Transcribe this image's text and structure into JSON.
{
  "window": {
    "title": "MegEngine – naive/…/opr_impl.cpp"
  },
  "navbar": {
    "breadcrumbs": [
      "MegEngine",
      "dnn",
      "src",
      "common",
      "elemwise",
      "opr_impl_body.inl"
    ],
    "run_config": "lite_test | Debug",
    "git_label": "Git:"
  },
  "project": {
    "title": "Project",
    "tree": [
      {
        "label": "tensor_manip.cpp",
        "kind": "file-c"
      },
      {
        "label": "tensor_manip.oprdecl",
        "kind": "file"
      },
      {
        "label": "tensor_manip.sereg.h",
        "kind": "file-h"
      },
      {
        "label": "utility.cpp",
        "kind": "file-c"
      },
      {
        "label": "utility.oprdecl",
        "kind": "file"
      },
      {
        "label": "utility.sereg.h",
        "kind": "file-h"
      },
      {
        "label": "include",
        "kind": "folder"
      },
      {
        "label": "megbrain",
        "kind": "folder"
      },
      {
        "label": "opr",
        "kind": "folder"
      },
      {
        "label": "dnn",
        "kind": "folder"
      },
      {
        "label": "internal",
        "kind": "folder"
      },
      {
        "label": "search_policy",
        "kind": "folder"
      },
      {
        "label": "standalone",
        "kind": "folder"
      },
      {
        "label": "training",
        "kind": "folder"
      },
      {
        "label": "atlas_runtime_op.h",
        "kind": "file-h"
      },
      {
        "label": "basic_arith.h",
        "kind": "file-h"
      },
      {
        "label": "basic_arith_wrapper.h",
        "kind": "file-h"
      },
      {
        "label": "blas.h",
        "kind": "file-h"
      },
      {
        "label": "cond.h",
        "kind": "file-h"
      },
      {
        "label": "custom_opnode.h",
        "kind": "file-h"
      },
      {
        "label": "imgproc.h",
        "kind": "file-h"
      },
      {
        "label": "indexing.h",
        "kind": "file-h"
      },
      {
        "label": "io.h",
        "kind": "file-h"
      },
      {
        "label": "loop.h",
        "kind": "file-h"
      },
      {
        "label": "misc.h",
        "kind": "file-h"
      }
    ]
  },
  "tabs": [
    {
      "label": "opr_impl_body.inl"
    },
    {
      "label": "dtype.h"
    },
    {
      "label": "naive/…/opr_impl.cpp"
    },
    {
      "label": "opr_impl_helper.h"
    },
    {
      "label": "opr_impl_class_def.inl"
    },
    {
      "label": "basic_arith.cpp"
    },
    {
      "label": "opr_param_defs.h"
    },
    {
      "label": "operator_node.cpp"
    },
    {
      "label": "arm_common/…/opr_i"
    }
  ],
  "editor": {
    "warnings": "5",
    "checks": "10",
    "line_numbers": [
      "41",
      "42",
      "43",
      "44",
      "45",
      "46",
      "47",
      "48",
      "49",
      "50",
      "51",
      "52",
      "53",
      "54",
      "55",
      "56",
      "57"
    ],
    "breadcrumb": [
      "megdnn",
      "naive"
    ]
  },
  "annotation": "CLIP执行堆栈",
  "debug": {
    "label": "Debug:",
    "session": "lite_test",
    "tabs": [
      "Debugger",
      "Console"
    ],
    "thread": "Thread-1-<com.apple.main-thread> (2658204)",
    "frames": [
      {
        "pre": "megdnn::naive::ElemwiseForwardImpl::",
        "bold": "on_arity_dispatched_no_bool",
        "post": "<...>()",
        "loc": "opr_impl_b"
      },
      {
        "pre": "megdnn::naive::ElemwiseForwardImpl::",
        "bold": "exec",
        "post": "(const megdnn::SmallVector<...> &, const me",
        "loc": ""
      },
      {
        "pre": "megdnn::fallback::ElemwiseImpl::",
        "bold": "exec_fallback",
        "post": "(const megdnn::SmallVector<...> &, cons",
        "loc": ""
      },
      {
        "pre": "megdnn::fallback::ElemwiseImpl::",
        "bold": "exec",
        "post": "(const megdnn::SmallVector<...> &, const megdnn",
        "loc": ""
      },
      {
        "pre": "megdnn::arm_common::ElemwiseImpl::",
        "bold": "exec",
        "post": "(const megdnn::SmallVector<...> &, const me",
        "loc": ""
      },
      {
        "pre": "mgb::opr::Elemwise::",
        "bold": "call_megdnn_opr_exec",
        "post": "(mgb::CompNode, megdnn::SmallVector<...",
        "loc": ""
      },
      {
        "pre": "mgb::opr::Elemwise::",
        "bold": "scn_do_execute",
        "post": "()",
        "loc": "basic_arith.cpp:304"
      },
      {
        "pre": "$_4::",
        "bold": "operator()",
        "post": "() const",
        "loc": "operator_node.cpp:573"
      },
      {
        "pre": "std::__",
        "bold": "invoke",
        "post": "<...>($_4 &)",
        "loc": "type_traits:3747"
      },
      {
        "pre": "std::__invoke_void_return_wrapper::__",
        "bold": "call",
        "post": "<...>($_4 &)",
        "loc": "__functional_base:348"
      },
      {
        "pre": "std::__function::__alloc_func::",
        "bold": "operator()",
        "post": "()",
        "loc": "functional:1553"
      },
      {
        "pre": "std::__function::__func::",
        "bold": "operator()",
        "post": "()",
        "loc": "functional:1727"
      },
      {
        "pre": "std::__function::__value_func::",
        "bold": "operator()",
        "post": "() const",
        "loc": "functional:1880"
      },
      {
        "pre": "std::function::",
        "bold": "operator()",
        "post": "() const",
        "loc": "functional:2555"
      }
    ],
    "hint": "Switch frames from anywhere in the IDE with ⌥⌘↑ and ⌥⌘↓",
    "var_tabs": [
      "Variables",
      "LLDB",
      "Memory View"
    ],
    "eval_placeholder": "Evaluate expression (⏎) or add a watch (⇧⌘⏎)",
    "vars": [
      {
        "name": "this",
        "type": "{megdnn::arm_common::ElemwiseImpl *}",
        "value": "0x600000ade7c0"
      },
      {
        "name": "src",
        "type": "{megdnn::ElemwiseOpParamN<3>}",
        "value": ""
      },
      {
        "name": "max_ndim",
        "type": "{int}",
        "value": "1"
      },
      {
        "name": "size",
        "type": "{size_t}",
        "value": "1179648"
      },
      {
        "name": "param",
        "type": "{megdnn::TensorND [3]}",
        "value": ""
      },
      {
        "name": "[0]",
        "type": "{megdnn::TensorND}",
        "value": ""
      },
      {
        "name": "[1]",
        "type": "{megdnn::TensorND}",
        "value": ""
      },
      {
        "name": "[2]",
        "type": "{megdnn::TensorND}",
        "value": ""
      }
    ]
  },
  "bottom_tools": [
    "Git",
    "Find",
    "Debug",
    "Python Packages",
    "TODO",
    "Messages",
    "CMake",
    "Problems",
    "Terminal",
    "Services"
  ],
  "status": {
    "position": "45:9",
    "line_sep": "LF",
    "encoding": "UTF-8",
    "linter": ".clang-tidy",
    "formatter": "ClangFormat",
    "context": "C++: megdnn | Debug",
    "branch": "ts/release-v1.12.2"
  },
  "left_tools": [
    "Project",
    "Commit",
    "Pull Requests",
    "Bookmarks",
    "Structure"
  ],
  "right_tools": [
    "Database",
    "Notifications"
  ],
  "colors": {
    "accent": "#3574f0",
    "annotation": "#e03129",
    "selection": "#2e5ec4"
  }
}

## Problem description:
Restate the listing above word for word.

## Written solution:
Transcribe this image's text and structure into JSON.
{
  "window": {
    "title": "MegEngine – naive/…/opr_impl.cpp"
  },
  "navbar": {
    "breadcrumbs": [
      "MegEngine",
      "dnn",
      "src",
      "common",
      "elemwise",
      "opr_impl_body.inl"
    ],
    "run_config": "lite_test | Debug",
    "git_label": "Git:"
  },
  "project": {
    "title": "Project",
    "tree": [
      {
        "label": "tensor_manip.cpp",
        "kind": "file-c"
      },
      {
        "label": "tensor_manip.oprdecl",
        "kind": "file"
      },
      {
        "label": "tensor_manip.sereg.h",
        "kind": "file-h"
      },
      {
        "label": "utility.cpp",
        "kind": "file-c"
      },
      {
        "label": "utility.oprdecl",
        "kind": "file"
      },
      {
        "label": "utility.sereg.h",
        "kind": "file-h"
      },
      {
        "label": "include",
        "kind": "folder"
      },
      {
        "label": "megbrain",
        "kind": "folder"
      },
      {
        "label": "opr",
        "kind": "folder"
      },
      {
        "label": "dnn",
        "kind": "folder"
      },
      {
        "label": "internal",
        "kind": "folder"
      },
      {
        "label": "search_policy",
        "kind": "folder"
      },
      {
        "label": "standalone",
        "kind": "folder"
      },
      {
        "label": "training",
        "kind": "folder"
      },
      {
        "label": "atlas_runtime_op.h",
        "kind": "file-h"
      },
      {
        "label": "basic_arith.h",
        "kind": "file-h"
      },
      {
        "label": "basic_arith_wrapper.h",
        "kind": "file-h"
      },
      {
        "label": "blas.h",
        "kind": "file-h"
      },
      {
        "label": "cond.h",
        "kind": "file-h"
      },
      {
        "label": "custom_opnode.h",
        "kind": "file-h"
      },
      {
        "label": "imgproc.h",
        "kind": "file-h"
      },
      {
        "label": "indexing.h",
        "kind": "file-h"
      },
      {
        "label": "io.h",
        "kind": "file-h"
      },
      {
        "label": "loop.h",
        "kind": "file-h"
      },
      {
        "label": "misc.h",
        "kind": "file-h"
      }
    ]
  },
  "tabs": [
    {
      "label": "opr_impl_body.inl"
    },
    {
      "label": "dtype.h"
    },
    {
      "label": "naive/…/opr_impl.cpp"
    },
    {
      "label": "opr_impl_helper.h"
    },
    {
      "label": "opr_impl_class_def.inl"
    },
    {
      "label": "basic_arith.cpp"
    },
    {
      "label": "opr_param_defs.h"
    },
    {
      "label": "operator_node.cpp"
    },
    {
      "label": "arm_common/…/opr_i"
    }
  ],
  "editor": {
    "warnings": "5",
    "checks": "10",
    "line_numbers": [
      "41",
      "42",
      "43",
      "44",
      "45",
      "46",
      "47",
      "48",
      "49",
      "50",
      "51",
      "52",
      "53",
      "54",
      "55",
      "56",
      "57"
    ],
    "breadcrumb": [
      "megdnn",
      "naive"
    ]
  },
  "annotation": "CLIP执行堆栈",
  "debug": {
    "label": "Debug:",
    "session": "lite_test",
    "tabs": [
      "Debugger",
      "Console"
    ],
    "thread": "Thread-1-<com.apple.main-thread> (2658204)",
    "frames": [
      {
        "pre": "megdnn::naive::ElemwiseForwardImpl::",
        "bold": "on_arity_dispatched_no_bool",
        "post": "<...>()",
        "loc": "opr_impl_b"
      },
      {
        "pre": "megdnn::naive::ElemwiseForwardImpl::",
        "bold": "exec",
        "post": "(const megdnn::SmallVector<...> &, const me",
        "loc": ""
      },
      {
        "pre": "megdnn::fallback::ElemwiseImpl::",
        "bold": "exec_fallback",
        "post": "(const megdnn::SmallVector<...> &, cons",
        "loc": ""
      },
      {
        "pre": "megdnn::fallback::ElemwiseImpl::",
        "bold": "exec",
        "post": "(const megdnn::SmallVector<...> &, const megdnn",
        "loc": ""
      },
      {
        "pre": "megdnn::arm_common::ElemwiseImpl::",
        "bold": "exec",
        "post": "(const megdnn::SmallVector<...> &, const me",
        "loc": ""
      },
      {
        "pre": "mgb::opr::Elemwise::",
        "bold": "call_megdnn_opr_exec",
        "post": "(mgb::CompNode, megdnn::SmallVector<...",
        "loc": ""
      },
      {
        "pre": "mgb::opr::Elemwise::",
        "bold": "scn_do_execute",
        "post": "()",
        "loc": "basic_arith.cpp:304"
      },
      {
        "pre": "$_4::",
        "bold": "operator()",
        "post": "() const",
        "loc": "operator_node.cpp:573"
      },
      {
        "pre": "std::__",
        "bold": "invoke",
        "post": "<...>($_4 &)",
        "loc": "type_traits:3747"
      },
      {
        "pre": "std::__invoke_void_return_wrapper::__",
        "bold": "call",
        "post": "<...>($_4 &)",
        "loc": "__functional_base:348"
      },
      {
        "pre": "std::__function::__alloc_func::",
        "bold": "operator()",
        "post": "()",
        "loc": "functional:1553"
      },
      {
        "pre": "std::__function::__func::",
        "bold": "operator()",
        "post": "()",
        "loc": "functional:1727"
      },
      {
        "pre": "std::__function::__value_func::",
        "bold": "operator()",
        "post": "() const",
        "loc": "functional:1880"
      },
      {
        "pre": "std::function::",
        "bold": "operator()",
        "post": "() const",
        "loc": "functional:2555"
      }
    ],
    "hint": "Switch frames from anywhere in the IDE with ⌥⌘↑ and ⌥⌘↓",
    "var_tabs": [
      "Variables",
      "LLDB",
      "Memory View"
    ],
    "eval_placeholder": "Evaluate expression (⏎) or add a watch (⇧⌘⏎)",
    "vars": [
      {
        "name": "this",
        "type": "{megdnn::arm_common::ElemwiseImpl *}",
        "value": "0x600000ade7c0"
      },
      {
        "name": "src",
        "type": "{megdnn::ElemwiseOpParamN<3>}",
        "value": ""
      },
      {
        "name": "max_ndim",
        "type": "{int}",
        "value": "1"
      },
      {
        "name": "size",
        "type": "{size_t}",
        "value": "1179648"
      },
      {
        "name": "param",
        "type": "{megdnn::TensorND [3]}",
        "value": ""
      },
      {
        "name": "[0]",
        "type": "{megdnn::TensorND}",
        "value": ""
      },
      {
        "name": "[1]",
        "type": "{megdnn::TensorND}",
        "value": ""
      },
      {
        "name": "[2]",
        "type": "{megdnn::TensorND}",
        "value": ""
      }
    ]
  },
  "bottom_tools": [
    "Git",
    "Find",
    "Debug",
    "Python Packages",
    "TODO",
    "Messages",
    "CMake",
    "Problems",
    "Terminal",
    "Services"
  ],
  "status": {
    "position": "45:9",
    "line_sep": "LF",
    "encoding": "UTF-8",
    "linter": ".clang-tidy",
    "formatter": "ClangFormat",
    "context": "C++: megdnn | Debug",
    "branch": "ts/release-v1.12.2"
  },
  "left_tools": [
    "Project",
    "Commit",
    "Pull Requests",
    "Bookmarks",
    "Structure"
  ],
  "right_tools": [
    "Database",
    "Notifications"
  ],
  "colors": {
    "accent": "#3574f0",
    "annotation": "#e03129",
    "selection": "#2e5ec4"
  }
}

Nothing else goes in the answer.